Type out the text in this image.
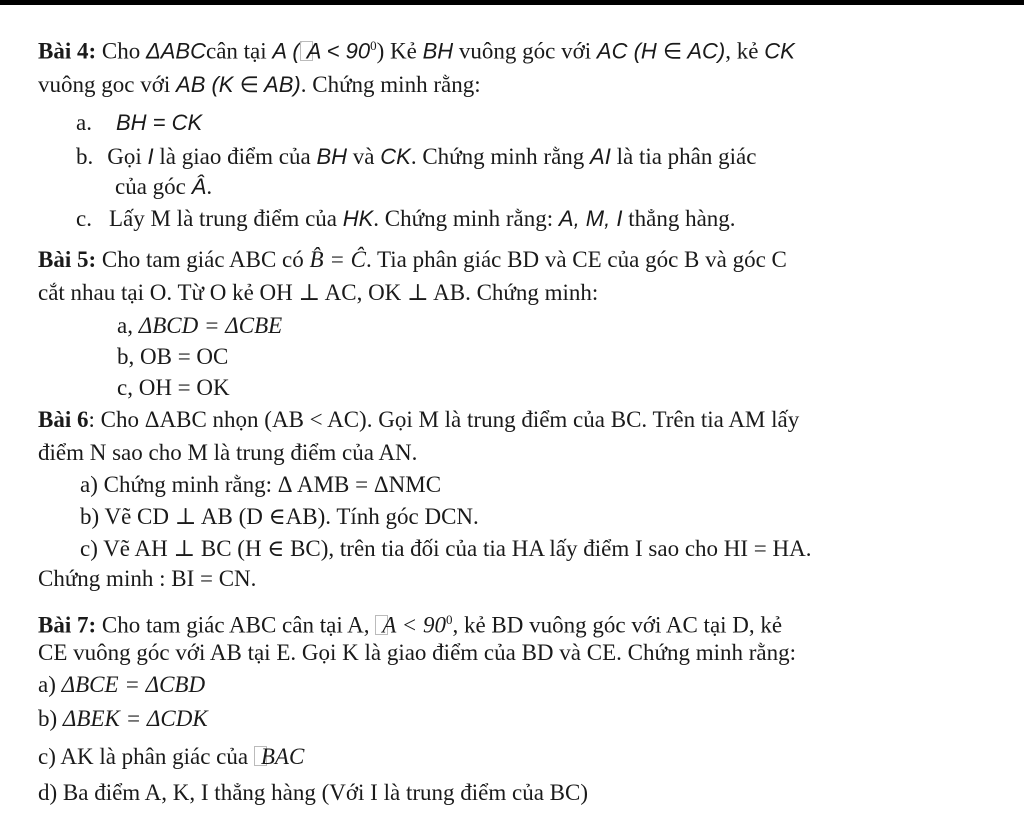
Bài 4: Cho ΔABCcân tại A ( $A < 90^0$) Kẻ BH vuông góc với AC (H ∈ AC), kẻ CK
vuông goc với AB (K ∈ AB). Chứng minh rằng:
a. BH = CK
b. Gọi I là giao điểm của BH và CK. Chứng minh rằng AI là tia phân giác
của góc Â.
c. Lấy M là trung điểm của HK. Chứng minh rằng: A, M, I thẳng hàng.
Bài 5: Cho tam giác ABC có B̂ = Ĉ. Tia phân giác BD và CE của góc B và góc C
cắt nhau tại O. Từ O kẻ OH ⊥ AC, OK ⊥ AB. Chứng minh:
a, ΔBCD = ΔCBE
b, OB = OC
c, OH = OK
Bài 6: Cho ΔABC nhọn (AB < AC). Gọi M là trung điểm của BC. Trên tia AM lấy
điểm N sao cho M là trung điểm của AN.
a) Chứng minh rằng: Δ AMB = ΔNMC
b) Vẽ CD ⊥ AB (D ∈AB). Tính góc DCN.
c) Vẽ AH ⊥ BC (H ∈ BC), trên tia đối của tia HA lấy điểm I sao cho HI = HA.
Chứng minh : BI = CN.
Bài 7: Cho tam giác ABC cân tại A, $A < 90^0$, kẻ BD vuông góc với AC tại D, kẻ
CE vuông góc với AB tại E. Gọi K là giao điểm của BD và CE. Chứng minh rằng:
a) ΔBCE = ΔCBD
b) ΔBEK = ΔCDK
c) AK là phân giác của BAC
d) Ba điểm A, K, I thẳng hàng (Với I là trung điểm của BC)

◆ **BRIEF**
In the lines above, locate the string "thẳng". Copy every line where it occurs.

◆ **WRITTEN REPLY**
c. Lấy M là trung điểm của HK. Chứng minh rằng: A, M, I thẳng hàng.
d) Ba điểm A, K, I thẳng hàng (Với I là trung điểm của BC)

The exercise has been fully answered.